[Records from a data source]

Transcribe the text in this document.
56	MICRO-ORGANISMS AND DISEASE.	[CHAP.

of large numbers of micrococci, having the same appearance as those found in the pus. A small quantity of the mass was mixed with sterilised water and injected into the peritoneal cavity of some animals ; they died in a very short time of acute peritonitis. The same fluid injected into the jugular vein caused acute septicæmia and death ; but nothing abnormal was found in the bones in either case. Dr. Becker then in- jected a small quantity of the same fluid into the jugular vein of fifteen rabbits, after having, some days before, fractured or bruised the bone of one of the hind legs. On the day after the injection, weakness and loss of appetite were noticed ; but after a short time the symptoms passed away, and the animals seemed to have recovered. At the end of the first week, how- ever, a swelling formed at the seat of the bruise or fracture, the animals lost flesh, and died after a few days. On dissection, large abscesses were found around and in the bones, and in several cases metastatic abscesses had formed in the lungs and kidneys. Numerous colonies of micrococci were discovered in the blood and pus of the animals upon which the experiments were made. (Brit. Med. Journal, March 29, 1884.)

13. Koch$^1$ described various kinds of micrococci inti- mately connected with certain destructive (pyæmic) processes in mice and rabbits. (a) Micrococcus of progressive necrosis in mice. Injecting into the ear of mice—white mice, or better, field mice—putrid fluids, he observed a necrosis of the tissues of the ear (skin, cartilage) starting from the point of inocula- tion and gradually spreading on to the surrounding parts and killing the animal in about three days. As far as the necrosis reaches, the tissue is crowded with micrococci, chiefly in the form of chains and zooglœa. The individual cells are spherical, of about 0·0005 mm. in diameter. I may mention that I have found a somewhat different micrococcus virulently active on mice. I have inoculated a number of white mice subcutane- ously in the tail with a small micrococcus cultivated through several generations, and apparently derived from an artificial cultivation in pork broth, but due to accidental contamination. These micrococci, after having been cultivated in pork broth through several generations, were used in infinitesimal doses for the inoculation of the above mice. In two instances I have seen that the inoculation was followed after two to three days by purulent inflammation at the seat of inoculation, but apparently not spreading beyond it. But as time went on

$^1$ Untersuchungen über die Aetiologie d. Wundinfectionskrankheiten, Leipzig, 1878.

Task objective -> Could you return every record above exactly as written?

Solved exercise ->
Transcribe the text in this document.
56	MICRO-ORGANISMS AND DISEASE.	[CHAP.

of large numbers of micrococci, having the same appearance as those found in the pus. A small quantity of the mass was mixed with sterilised water and injected into the peritoneal cavity of some animals ; they died in a very short time of acute peritonitis. The same fluid injected into the jugular vein caused acute septicæmia and death ; but nothing abnormal was found in the bones in either case. Dr. Becker then in- jected a small quantity of the same fluid into the jugular vein of fifteen rabbits, after having, some days before, fractured or bruised the bone of one of the hind legs. On the day after the injection, weakness and loss of appetite were noticed ; but after a short time the symptoms passed away, and the animals seemed to have recovered. At the end of the first week, how- ever, a swelling formed at the seat of the bruise or fracture, the animals lost flesh, and died after a few days. On dissection, large abscesses were found around and in the bones, and in several cases metastatic abscesses had formed in the lungs and kidneys. Numerous colonies of micrococci were discovered in the blood and pus of the animals upon which the experiments were made. (Brit. Med. Journal, March 29, 1884.)

13. Koch$^1$ described various kinds of micrococci inti- mately connected with certain destructive (pyæmic) processes in mice and rabbits. (a) Micrococcus of progressive necrosis in mice. Injecting into the ear of mice—white mice, or better, field mice—putrid fluids, he observed a necrosis of the tissues of the ear (skin, cartilage) starting from the point of inocula- tion and gradually spreading on to the surrounding parts and killing the animal in about three days. As far as the necrosis reaches, the tissue is crowded with micrococci, chiefly in the form of chains and zooglœa. The individual cells are spherical, of about 0·0005 mm. in diameter. I may mention that I have found a somewhat different micrococcus virulently active on mice. I have inoculated a number of white mice subcutane- ously in the tail with a small micrococcus cultivated through several generations, and apparently derived from an artificial cultivation in pork broth, but due to accidental contamination. These micrococci, after having been cultivated in pork broth through several generations, were used in infinitesimal doses for the inoculation of the above mice. In two instances I have seen that the inoculation was followed after two to three days by purulent inflammation at the seat of inoculation, but apparently not spreading beyond it. But as time went on

$^1$ Untersuchungen über die Aetiologie d. Wundinfectionskrankheiten, Leipzig, 1878.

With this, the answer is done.